▶ What to do: Please reproduce the listing below with every "trade-marker" swapped for "execution-marker" and nothing else changed, leaving out the pictures.

▼

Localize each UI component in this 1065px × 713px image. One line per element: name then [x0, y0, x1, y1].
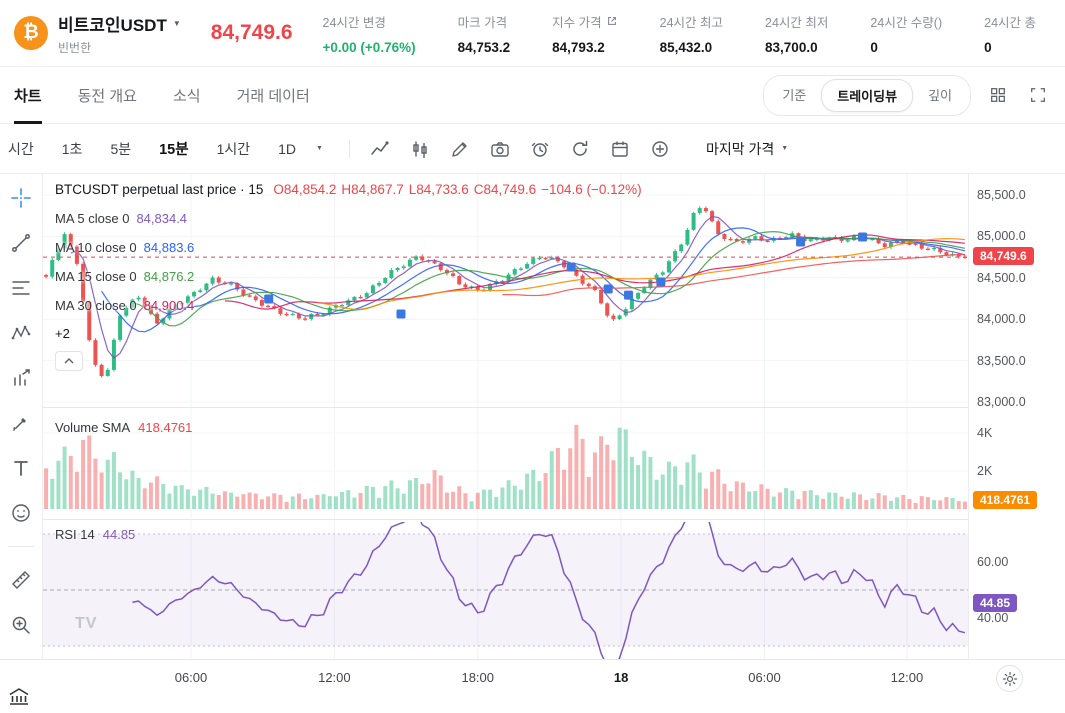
symbol-selector[interactable]: ₿ 비트코인USDT ▼ 빈번한 [14, 11, 181, 56]
trade-marker [624, 290, 634, 300]
stat-24h-high: 24시간 최고 85,432.0 [659, 15, 724, 55]
stat-mark-price: 마크 가격 84,753.2 [457, 15, 511, 55]
time-tick-label: 18:00 [461, 670, 495, 685]
collapse-pane-button[interactable] [55, 351, 83, 371]
mode-depth[interactable]: 깊이 [928, 87, 952, 103]
chart-mode-switch: 기준 트레이딩뷰 깊이 [763, 74, 971, 116]
price-tick-label: 84,500.0 [977, 270, 1026, 285]
alert-clock-icon[interactable] [525, 134, 555, 164]
tab-coin-overview[interactable]: 동전 개요 [77, 87, 137, 105]
xabcd-pattern-icon[interactable] [9, 321, 33, 345]
bottom-strip [0, 688, 1065, 712]
time-tick-label: 06:00 [174, 670, 208, 685]
add-indicator-icon[interactable] [645, 134, 675, 164]
interval-15m[interactable]: 15분 [159, 142, 189, 158]
header-last-price: 84,749.6 [210, 21, 293, 44]
stat-24h-turnover: 24시간 총 0 [984, 15, 1037, 55]
price-source-dropdown[interactable]: 마지막 가격 ▼ [705, 140, 789, 157]
tab-trade-data[interactable]: 거래 데이터 [236, 87, 310, 105]
time-tick-label: 12:00 [318, 670, 351, 685]
crosshair-icon[interactable] [9, 186, 33, 210]
time-tick-label: 12:00 [890, 670, 924, 685]
chevron-down-icon: ▼ [172, 18, 181, 28]
price-tick-label: 84,000.0 [977, 312, 1026, 327]
layout-grid-icon[interactable] [985, 82, 1011, 108]
volume-sma-tag: 418.4761 [973, 491, 1038, 510]
calendar-icon[interactable] [605, 134, 635, 164]
stat-index-price: 지수 가격 84,793.2 [552, 12, 617, 55]
chevron-up-icon [64, 358, 74, 364]
exchange-home-icon[interactable] [7, 685, 31, 713]
interval-group-label: 시간 [8, 140, 34, 157]
chart-toolbar: 시간 1초 5분 15분 1시간 1D ▼ 마지 [0, 124, 1065, 174]
projection-icon[interactable] [9, 366, 33, 390]
trade-marker [603, 284, 613, 294]
chevron-down-icon: ▼ [781, 145, 789, 152]
mode-standard[interactable]: 기준 [782, 87, 807, 103]
ruler-icon[interactable] [9, 568, 33, 592]
tab-chart[interactable]: 차트 [14, 67, 42, 124]
drawing-toolbar [0, 174, 43, 659]
trade-marker [656, 277, 666, 287]
trade-marker [796, 237, 806, 247]
toolbar-divider [8, 546, 34, 547]
last-price-tag: 84,749.6 [973, 247, 1034, 266]
trade-marker [264, 294, 274, 304]
draw-pencil-icon[interactable] [445, 134, 475, 164]
price-tick-label: 85,500.0 [977, 188, 1026, 202]
rsi-tick-label: 40.00 [977, 611, 1009, 625]
trade-marker [858, 232, 868, 242]
ticker-stats: 24시간 변경 +0.00 (+0.76%) 마크 가격 84,753.2 지수… [323, 12, 1037, 55]
interval-5m[interactable]: 5분 [110, 140, 132, 157]
external-link-icon[interactable] [606, 15, 618, 27]
price-tick-label: 83,000.0 [977, 395, 1026, 409]
stat-24h-low: 24시간 최저 83,700.0 [765, 15, 829, 55]
trendline-icon[interactable] [9, 231, 33, 255]
mode-tradingview[interactable]: 트레이딩뷰 [821, 78, 914, 112]
rsi-tag: 44.85 [973, 594, 1018, 613]
candle-style-icon[interactable] [405, 134, 435, 164]
trade-marker [396, 309, 406, 319]
stat-24h-volume: 24시간 수량() 0 [870, 15, 943, 55]
text-tool-icon[interactable] [9, 456, 33, 480]
refresh-icon[interactable] [565, 134, 595, 164]
fib-retracement-icon[interactable] [9, 276, 33, 300]
tab-bar: 차트 동전 개요 소식 거래 데이터 기준 트레이딩뷰 깊이 [0, 67, 1065, 124]
price-axis[interactable]: 85,500.0 85,000.0 84,500.0 84,000.0 83,500.0… [968, 174, 1065, 659]
indicator-icon[interactable] [365, 134, 395, 164]
stat-24h-change: 24시간 변경 +0.00 (+0.76%) [322, 15, 416, 55]
time-tick-label: 18 [613, 670, 629, 685]
rsi-tick-label: 60.00 [977, 555, 1009, 569]
tradingview-logo[interactable]: TV [75, 615, 98, 632]
interval-1h[interactable]: 1시간 [216, 140, 251, 157]
time-tick-label: 06:00 [748, 670, 781, 685]
fullscreen-icon[interactable] [1025, 82, 1051, 108]
emoji-icon[interactable] [9, 501, 33, 525]
price-tick-label: 85,000.0 [977, 229, 1026, 244]
symbol-subtitle: 빈번한 [58, 40, 92, 55]
brush-icon[interactable] [9, 411, 33, 435]
interval-1d[interactable]: 1D [278, 140, 297, 157]
interval-dropdown-icon[interactable]: ▼ [316, 145, 323, 152]
bitcoin-logo-icon: ₿ [14, 16, 48, 50]
interval-1s[interactable]: 1초 [61, 140, 83, 157]
price-tick-label: 83,500.0 [977, 353, 1026, 368]
chart-area: BTCUSDT perpetual last price · 15 O84,85… [0, 174, 1065, 659]
more-indicators-badge[interactable]: +2 [55, 326, 70, 341]
toolbar-divider [348, 139, 350, 158]
volume-tick-label: 4K [977, 426, 993, 440]
tab-news[interactable]: 소식 [172, 87, 201, 105]
trade-marker [566, 262, 576, 272]
time-axis[interactable]: 06:00 12:00 18:00 18 06:00 12:00 [0, 659, 1065, 697]
chart-canvas[interactable]: BTCUSDT perpetual last price · 15 O84,85… [43, 174, 968, 659]
screenshot-camera-icon[interactable] [485, 134, 515, 164]
volume-tick-label: 2K [977, 464, 993, 478]
chart-settings-icon[interactable] [996, 665, 1023, 692]
ticker-header: ₿ 비트코인USDT ▼ 빈번한 84,749.6 24시간 변경 +0.00 … [0, 0, 1065, 67]
zoom-in-icon[interactable] [9, 613, 33, 637]
symbol-name: 비트코인USDT [58, 15, 167, 35]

▲

▶ Final answer:
Localize each UI component in this 1065px × 713px image. One line per element: name then [x0, y0, x1, y1].
symbol-selector[interactable]: ₿ 비트코인USDT ▼ 빈번한 [14, 11, 181, 56]
execution-marker [624, 290, 634, 300]
stat-24h-high: 24시간 최고 85,432.0 [659, 15, 724, 55]
stat-mark-price: 마크 가격 84,753.2 [457, 15, 511, 55]
time-tick-label: 18:00 [461, 670, 495, 685]
collapse-pane-button[interactable] [55, 351, 83, 371]
mode-depth[interactable]: 깊이 [928, 87, 952, 103]
chart-mode-switch: 기준 트레이딩뷰 깊이 [763, 74, 971, 116]
price-tick-label: 84,500.0 [977, 270, 1026, 285]
alert-clock-icon[interactable] [525, 134, 555, 164]
tab-coin-overview[interactable]: 동전 개요 [77, 87, 137, 105]
xabcd-pattern-icon[interactable] [9, 321, 33, 345]
bottom-strip [0, 688, 1065, 712]
time-tick-label: 06:00 [174, 670, 208, 685]
add-indicator-icon[interactable] [645, 134, 675, 164]
interval-15m[interactable]: 15분 [159, 142, 189, 158]
header-last-price: 84,749.6 [210, 21, 293, 44]
stat-24h-turnover: 24시간 총 0 [984, 15, 1037, 55]
price-source-dropdown[interactable]: 마지막 가격 ▼ [705, 140, 789, 157]
tab-trade-data[interactable]: 거래 데이터 [236, 87, 310, 105]
time-tick-label: 12:00 [318, 670, 351, 685]
crosshair-icon[interactable] [9, 186, 33, 210]
time-tick-label: 12:00 [890, 670, 924, 685]
chevron-down-icon: ▼ [172, 18, 181, 28]
price-tick-label: 84,000.0 [977, 312, 1026, 327]
layout-grid-icon[interactable] [985, 82, 1011, 108]
volume-sma-tag: 418.4761 [973, 491, 1038, 510]
calendar-icon[interactable] [605, 134, 635, 164]
stat-index-price: 지수 가격 84,793.2 [552, 12, 617, 55]
chevron-up-icon [64, 358, 74, 364]
exchange-home-icon[interactable] [7, 685, 31, 713]
interval-group-label: 시간 [8, 140, 34, 157]
chart-toolbar: 시간 1초 5분 15분 1시간 1D ▼ 마지 [0, 124, 1065, 174]
projection-icon[interactable] [9, 366, 33, 390]
execution-marker [603, 284, 613, 294]
chevron-down-icon: ▼ [781, 145, 789, 152]
mode-standard[interactable]: 기준 [782, 87, 807, 103]
ruler-icon[interactable] [9, 568, 33, 592]
tab-chart[interactable]: 차트 [14, 67, 42, 124]
drawing-toolbar [0, 174, 43, 659]
execution-marker [656, 277, 666, 287]
execution-marker [796, 237, 806, 247]
toolbar-divider [8, 546, 34, 547]
last-price-tag: 84,749.6 [973, 247, 1034, 266]
execution-marker [264, 294, 274, 304]
draw-pencil-icon[interactable] [445, 134, 475, 164]
price-tick-label: 85,500.0 [977, 188, 1026, 202]
rsi-tick-label: 40.00 [977, 611, 1009, 625]
execution-marker [858, 232, 868, 242]
ticker-stats: 24시간 변경 +0.00 (+0.76%) 마크 가격 84,753.2 지수… [323, 12, 1037, 55]
interval-5m[interactable]: 5분 [110, 140, 132, 157]
external-link-icon[interactable] [606, 15, 618, 27]
price-tick-label: 83,000.0 [977, 395, 1026, 409]
stat-24h-low: 24시간 최저 83,700.0 [765, 15, 829, 55]
trendline-icon[interactable] [9, 231, 33, 255]
mode-tradingview[interactable]: 트레이딩뷰 [821, 78, 914, 112]
rsi-tag: 44.85 [973, 594, 1018, 613]
candle-style-icon[interactable] [405, 134, 435, 164]
execution-marker [396, 309, 406, 319]
stat-24h-volume: 24시간 수량() 0 [870, 15, 943, 55]
text-tool-icon[interactable] [9, 456, 33, 480]
refresh-icon[interactable] [565, 134, 595, 164]
fib-retracement-icon[interactable] [9, 276, 33, 300]
tab-bar: 차트 동전 개요 소식 거래 데이터 기준 트레이딩뷰 깊이 [0, 67, 1065, 124]
price-axis[interactable]: 85,500.0 85,000.0 84,500.0 84,000.0 83,500.0… [968, 174, 1065, 659]
indicator-icon[interactable] [365, 134, 395, 164]
stat-24h-change: 24시간 변경 +0.00 (+0.76%) [322, 15, 416, 55]
time-tick-label: 18 [613, 670, 629, 685]
rsi-tick-label: 60.00 [977, 555, 1009, 569]
tradingview-logo[interactable]: TV [75, 615, 98, 632]
interval-1h[interactable]: 1시간 [216, 140, 251, 157]
time-tick-label: 06:00 [748, 670, 781, 685]
fullscreen-icon[interactable] [1025, 82, 1051, 108]
emoji-icon[interactable] [9, 501, 33, 525]
price-tick-label: 85,000.0 [977, 229, 1026, 244]
symbol-subtitle: 빈번한 [58, 40, 92, 55]
brush-icon[interactable] [9, 411, 33, 435]
interval-1d[interactable]: 1D [278, 140, 297, 157]
interval-dropdown-icon[interactable]: ▼ [316, 145, 323, 152]
bitcoin-logo-icon: ₿ [14, 16, 48, 50]
interval-1s[interactable]: 1초 [61, 140, 83, 157]
price-tick-label: 83,500.0 [977, 353, 1026, 368]
chart-area: BTCUSDT perpetual last price · 15 O84,85… [0, 174, 1065, 659]
more-indicators-badge[interactable]: +2 [55, 326, 70, 341]
toolbar-divider [348, 139, 350, 158]
volume-tick-label: 4K [977, 426, 993, 440]
tab-news[interactable]: 소식 [172, 87, 201, 105]
execution-marker [566, 262, 576, 272]
time-axis[interactable]: 06:00 12:00 18:00 18 06:00 12:00 [0, 659, 1065, 697]
chart-canvas[interactable]: BTCUSDT perpetual last price · 15 O84,85… [43, 174, 968, 659]
screenshot-camera-icon[interactable] [485, 134, 515, 164]
volume-tick-label: 2K [977, 464, 993, 478]
chart-settings-icon[interactable] [996, 665, 1023, 692]
ticker-header: ₿ 비트코인USDT ▼ 빈번한 84,749.6 24시간 변경 +0.00 … [0, 0, 1065, 67]
zoom-in-icon[interactable] [9, 613, 33, 637]
symbol-name: 비트코인USDT [58, 15, 167, 35]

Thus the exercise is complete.